> _Passage given_

##########

The True Meaning of Torture in Zero Dark Thirty

Zero Dark Thirty, Kathryn Bigelow's new film on the hunt for Osama bin Laden, is getting heat for its depiction of torture and how instrumental it proved in bin Laden's eventual killing. But critics are missing the larger point—the best reason for the use of torture in Zero Dark Thirty is that it complicates our picture of the "good guys."

January 10, 2013

Hazlitt regular contributor Sarah Nicole Prickett knows all the words to two things: Clueless and William Faulkner's Nobel Prize acceptance speech...

||Image from Zero Dark Thirty

Say I were to walk out of my New York apartment tomorrow morning and find myself decimated by a non-domestic terrorist strike. Say I were, by some hand of a god I don’t believe in, to have the vantage point of the afterlife. Would I be said to have died an “innocent victim?” Yes. Wouldsay this? Not really. I would have spent 27 years benefiting from the same power structures that leave other places, other people, indentured and bereft. I’d have chosen to live in the cultural capital of a neocolonial empire. I would, to some uncertain degree, victim-blame myself.

##########

> _Information shown_
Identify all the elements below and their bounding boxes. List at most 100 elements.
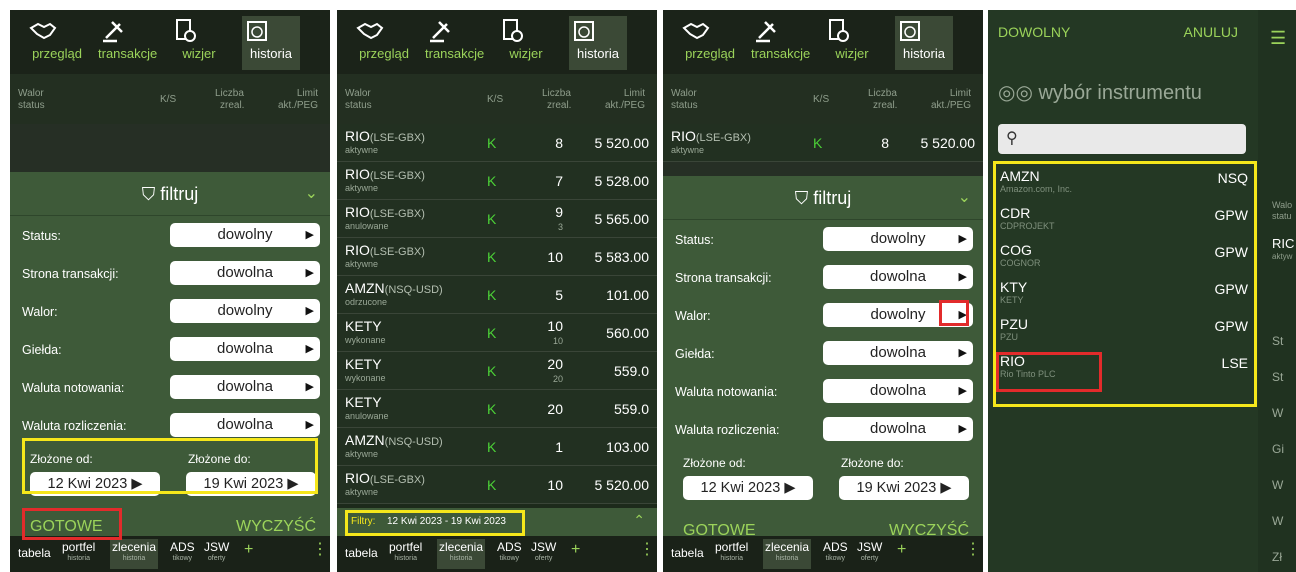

##########

> _To do_
**1)** Do these statements agree with the essay on Zero Dark Thirty? For each, answer yes or no and quote the deciding words of the essay.
(a) The film was made by Kathryn Bigelow.
(b) The writer pictures the terrorist strike happening outside a Los Angeles apartment.
(c) The writer counts 27 years of benefiting from certain power structures.
**2)** Can you transcribe the part of the essay on Zero Dark Thirty that opens with the words containing "January 10, 2013" and closes with "degree, victim-blame myself."?
The listing above is separate material with no connection to the essay on Zero Dark Thirty.

> _Responses_
**1)**
(a) Yes: "Kathryn Bigelow's new film on the hunt for Osama bin Laden"
(b) No: "walk out of my New York apartment tomorrow morning"
(c) Yes: "I would have spent 27 years benefiting from the same power structures"

**2)**
January 10, 2013

Hazlitt regular contributor Sarah Nicole Prickett knows all the words to two things: Clueless and William Faulkner's Nobel Prize acceptance speech...

||Image from Zero Dark Thirty

Say I were to walk out of my New York apartment tomorrow morning and find myself decimated by a non-domestic terrorist strike. Say I were, by some hand of a god I don’t believe in, to have the vantage point of the afterlife. Would I be said to have died an “innocent victim?” Yes. Wouldsay this? Not really. I would have spent 27 years benefiting from the same power structures that leave other places, other people, indentured and bereft. I’d have chosen to live in the cultural capital of a neocolonial empire. I would, to some uncertain degree, victim-blame myself.